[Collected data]
START

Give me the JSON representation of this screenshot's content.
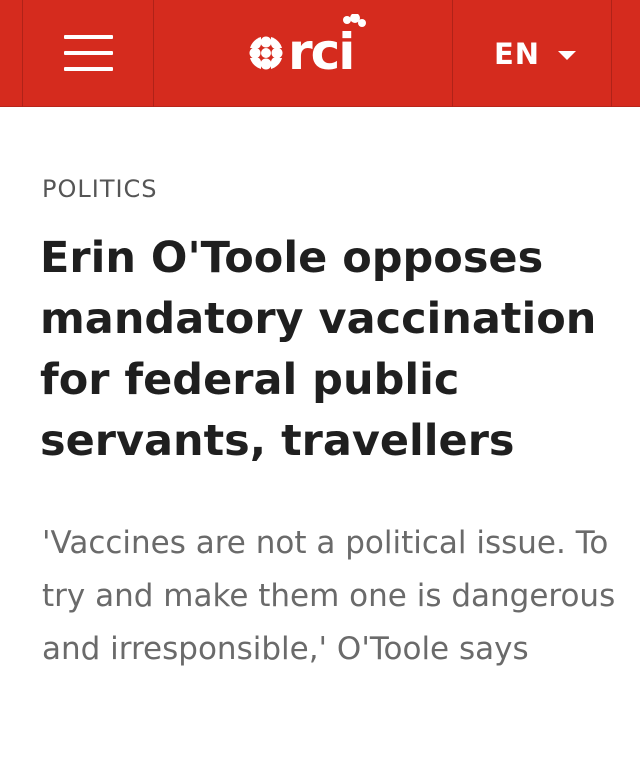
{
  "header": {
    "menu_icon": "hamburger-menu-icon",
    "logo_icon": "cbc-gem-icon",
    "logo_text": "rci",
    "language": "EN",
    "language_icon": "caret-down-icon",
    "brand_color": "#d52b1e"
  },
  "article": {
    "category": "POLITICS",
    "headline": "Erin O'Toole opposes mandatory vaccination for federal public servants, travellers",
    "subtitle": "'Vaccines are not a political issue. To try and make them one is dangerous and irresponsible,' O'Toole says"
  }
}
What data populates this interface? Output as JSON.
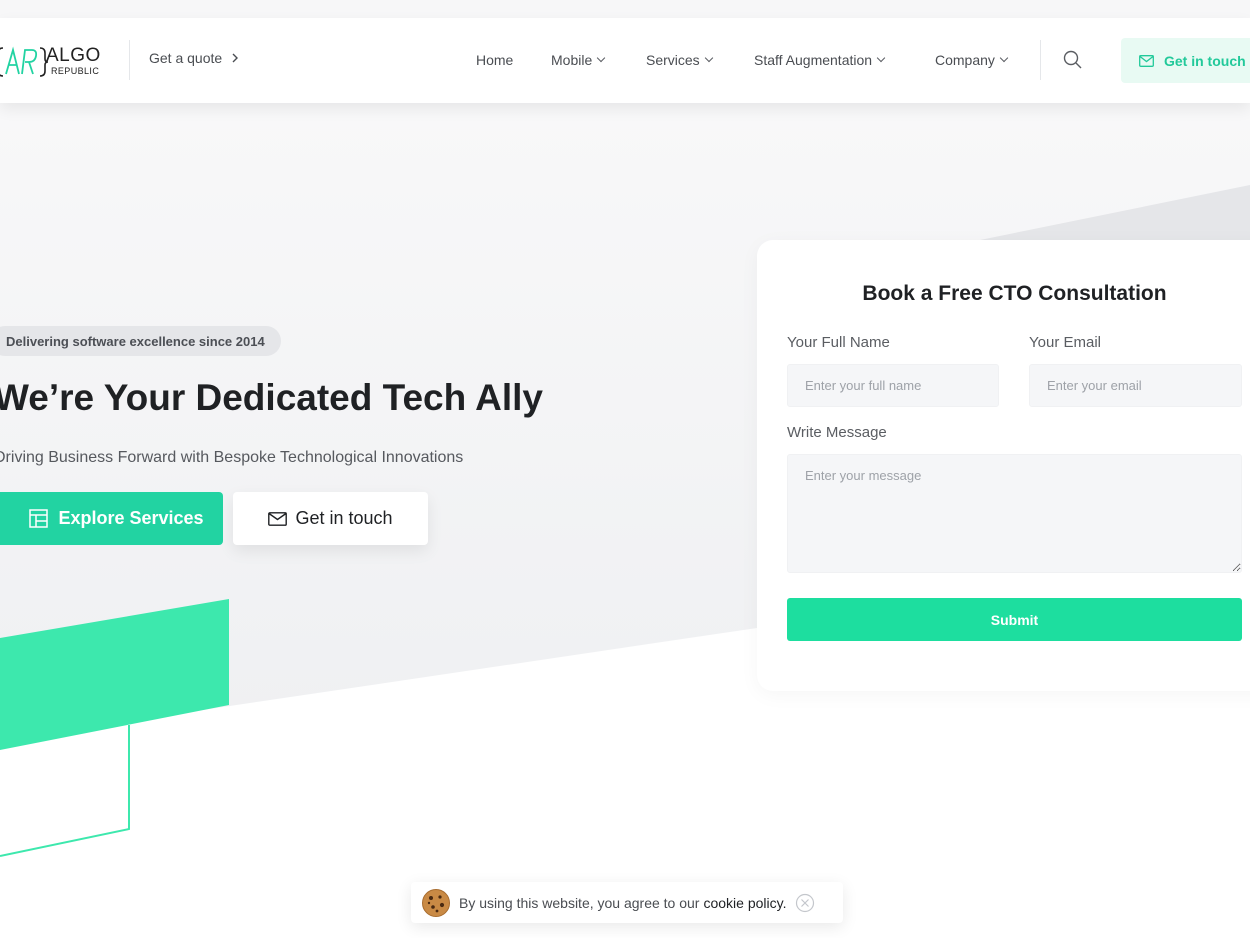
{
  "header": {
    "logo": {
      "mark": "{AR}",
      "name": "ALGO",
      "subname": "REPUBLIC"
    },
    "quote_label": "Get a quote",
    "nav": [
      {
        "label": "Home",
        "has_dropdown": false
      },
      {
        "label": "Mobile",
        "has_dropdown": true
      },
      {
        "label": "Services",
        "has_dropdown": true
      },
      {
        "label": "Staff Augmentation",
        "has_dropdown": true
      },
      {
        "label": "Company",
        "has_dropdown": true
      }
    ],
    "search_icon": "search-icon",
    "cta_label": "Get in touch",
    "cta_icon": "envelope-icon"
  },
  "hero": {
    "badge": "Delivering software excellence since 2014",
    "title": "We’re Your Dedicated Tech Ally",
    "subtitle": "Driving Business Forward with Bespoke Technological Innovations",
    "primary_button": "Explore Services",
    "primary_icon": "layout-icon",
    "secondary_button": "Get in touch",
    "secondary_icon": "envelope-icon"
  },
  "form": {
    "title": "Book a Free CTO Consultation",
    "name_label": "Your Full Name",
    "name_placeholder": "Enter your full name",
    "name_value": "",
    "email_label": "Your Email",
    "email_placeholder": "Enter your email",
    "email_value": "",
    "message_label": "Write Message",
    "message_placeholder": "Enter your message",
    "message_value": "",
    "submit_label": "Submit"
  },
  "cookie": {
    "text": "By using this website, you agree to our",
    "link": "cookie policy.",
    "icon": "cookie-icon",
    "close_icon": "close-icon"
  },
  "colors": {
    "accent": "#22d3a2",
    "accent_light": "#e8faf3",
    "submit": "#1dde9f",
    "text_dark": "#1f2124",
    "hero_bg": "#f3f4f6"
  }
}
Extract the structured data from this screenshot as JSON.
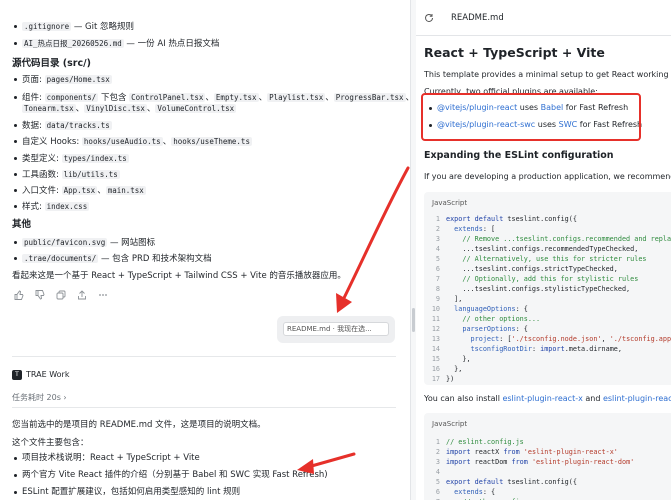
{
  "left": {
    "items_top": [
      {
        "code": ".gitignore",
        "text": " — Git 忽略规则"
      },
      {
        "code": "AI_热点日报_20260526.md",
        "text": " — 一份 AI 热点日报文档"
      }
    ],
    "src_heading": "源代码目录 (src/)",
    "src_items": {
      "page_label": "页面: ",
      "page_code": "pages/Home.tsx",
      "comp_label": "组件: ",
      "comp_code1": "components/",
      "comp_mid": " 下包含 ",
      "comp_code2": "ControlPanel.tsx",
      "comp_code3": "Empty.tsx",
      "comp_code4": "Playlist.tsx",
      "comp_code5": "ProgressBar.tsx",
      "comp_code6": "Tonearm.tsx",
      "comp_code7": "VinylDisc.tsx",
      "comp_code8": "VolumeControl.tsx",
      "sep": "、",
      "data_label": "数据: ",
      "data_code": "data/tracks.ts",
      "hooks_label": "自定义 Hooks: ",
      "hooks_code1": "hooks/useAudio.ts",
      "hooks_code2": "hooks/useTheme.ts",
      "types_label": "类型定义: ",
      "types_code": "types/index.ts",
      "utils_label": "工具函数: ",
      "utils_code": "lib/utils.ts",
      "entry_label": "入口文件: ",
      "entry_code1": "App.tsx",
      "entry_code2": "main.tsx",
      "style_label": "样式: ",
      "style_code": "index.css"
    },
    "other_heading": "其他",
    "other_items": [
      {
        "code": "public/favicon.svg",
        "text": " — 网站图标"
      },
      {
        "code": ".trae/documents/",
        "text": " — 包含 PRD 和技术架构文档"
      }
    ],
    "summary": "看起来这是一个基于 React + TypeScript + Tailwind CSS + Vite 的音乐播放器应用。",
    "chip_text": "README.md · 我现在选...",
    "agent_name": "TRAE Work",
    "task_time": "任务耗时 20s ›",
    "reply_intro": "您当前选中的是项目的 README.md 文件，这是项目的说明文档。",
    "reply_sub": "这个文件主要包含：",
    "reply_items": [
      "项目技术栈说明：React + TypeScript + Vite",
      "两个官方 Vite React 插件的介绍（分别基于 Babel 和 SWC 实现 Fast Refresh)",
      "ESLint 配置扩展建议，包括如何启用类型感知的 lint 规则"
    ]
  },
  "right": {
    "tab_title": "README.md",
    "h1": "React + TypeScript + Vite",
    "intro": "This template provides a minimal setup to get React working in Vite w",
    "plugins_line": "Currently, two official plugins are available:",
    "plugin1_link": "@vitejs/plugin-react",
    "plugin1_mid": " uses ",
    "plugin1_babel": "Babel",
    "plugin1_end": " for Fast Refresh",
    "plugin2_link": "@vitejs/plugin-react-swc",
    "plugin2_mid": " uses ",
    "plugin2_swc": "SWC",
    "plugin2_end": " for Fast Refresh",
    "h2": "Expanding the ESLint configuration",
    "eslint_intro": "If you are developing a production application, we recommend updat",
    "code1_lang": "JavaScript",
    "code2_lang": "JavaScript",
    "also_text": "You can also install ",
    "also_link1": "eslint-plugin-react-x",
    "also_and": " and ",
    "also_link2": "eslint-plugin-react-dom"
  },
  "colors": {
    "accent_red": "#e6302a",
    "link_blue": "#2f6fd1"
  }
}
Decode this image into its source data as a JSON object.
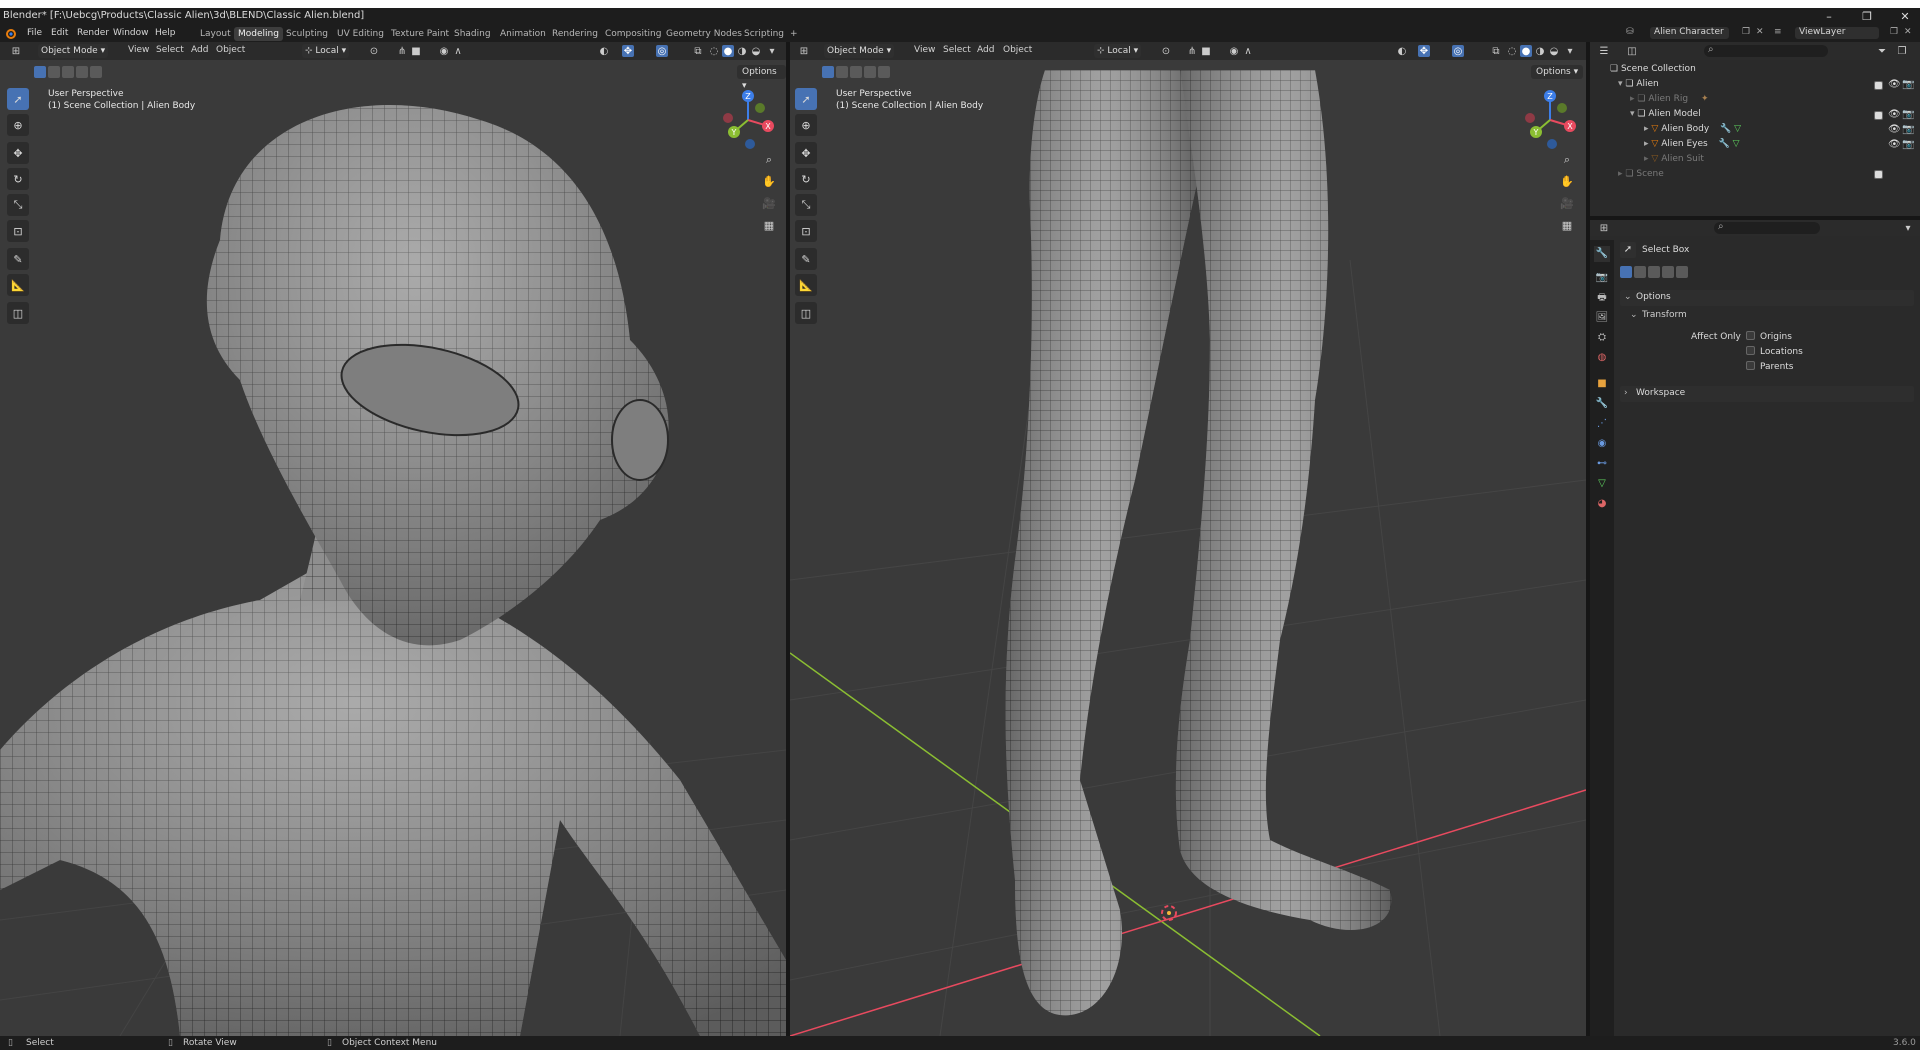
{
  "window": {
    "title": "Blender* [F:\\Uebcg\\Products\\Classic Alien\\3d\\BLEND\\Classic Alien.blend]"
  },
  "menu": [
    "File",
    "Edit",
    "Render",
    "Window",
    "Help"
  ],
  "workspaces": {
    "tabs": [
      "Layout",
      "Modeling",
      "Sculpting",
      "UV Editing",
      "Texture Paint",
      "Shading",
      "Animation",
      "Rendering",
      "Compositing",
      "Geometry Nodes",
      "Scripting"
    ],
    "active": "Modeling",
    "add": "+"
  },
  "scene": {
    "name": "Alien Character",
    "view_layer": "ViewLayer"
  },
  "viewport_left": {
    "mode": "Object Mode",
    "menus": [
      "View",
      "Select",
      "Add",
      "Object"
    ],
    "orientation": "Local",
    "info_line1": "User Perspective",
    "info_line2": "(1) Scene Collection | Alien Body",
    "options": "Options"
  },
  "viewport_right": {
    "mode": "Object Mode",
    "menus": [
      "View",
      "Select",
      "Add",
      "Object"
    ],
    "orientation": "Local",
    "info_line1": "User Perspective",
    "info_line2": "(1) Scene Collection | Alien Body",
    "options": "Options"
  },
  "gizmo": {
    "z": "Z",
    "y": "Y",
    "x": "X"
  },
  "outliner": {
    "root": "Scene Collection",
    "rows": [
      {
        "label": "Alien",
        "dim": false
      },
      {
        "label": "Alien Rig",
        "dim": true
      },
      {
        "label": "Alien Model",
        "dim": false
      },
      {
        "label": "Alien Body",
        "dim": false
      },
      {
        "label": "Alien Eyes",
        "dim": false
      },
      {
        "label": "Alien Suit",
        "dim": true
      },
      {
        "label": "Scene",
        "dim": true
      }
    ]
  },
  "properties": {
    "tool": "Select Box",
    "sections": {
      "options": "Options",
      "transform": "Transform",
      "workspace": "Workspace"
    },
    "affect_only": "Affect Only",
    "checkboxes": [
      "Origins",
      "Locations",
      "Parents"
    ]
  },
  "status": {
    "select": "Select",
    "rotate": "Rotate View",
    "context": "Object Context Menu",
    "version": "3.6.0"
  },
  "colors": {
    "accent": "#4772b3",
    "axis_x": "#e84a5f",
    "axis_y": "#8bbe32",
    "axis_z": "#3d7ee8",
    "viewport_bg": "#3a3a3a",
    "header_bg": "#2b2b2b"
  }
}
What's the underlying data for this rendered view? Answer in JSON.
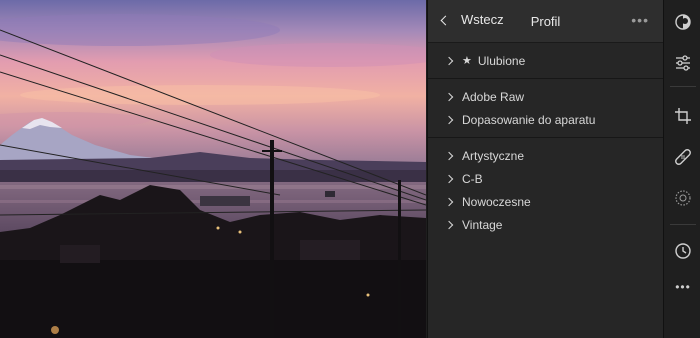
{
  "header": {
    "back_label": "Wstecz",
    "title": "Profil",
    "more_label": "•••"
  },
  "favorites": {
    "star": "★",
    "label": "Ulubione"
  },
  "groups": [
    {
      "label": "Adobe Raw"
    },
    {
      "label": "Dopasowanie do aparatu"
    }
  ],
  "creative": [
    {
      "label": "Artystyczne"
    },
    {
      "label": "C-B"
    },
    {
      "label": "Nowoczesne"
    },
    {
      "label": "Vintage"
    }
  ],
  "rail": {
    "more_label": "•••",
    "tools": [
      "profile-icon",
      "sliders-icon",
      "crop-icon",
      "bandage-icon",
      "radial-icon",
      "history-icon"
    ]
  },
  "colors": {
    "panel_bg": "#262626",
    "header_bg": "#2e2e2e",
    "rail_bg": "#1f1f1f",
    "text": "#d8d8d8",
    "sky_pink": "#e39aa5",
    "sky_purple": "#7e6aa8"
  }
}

END

DIRECTIONS => Check each line of the data above for the word "Refresh" and say how many lines contain it, giving nothing besides the number.

COMPLETE OUTPUT => 3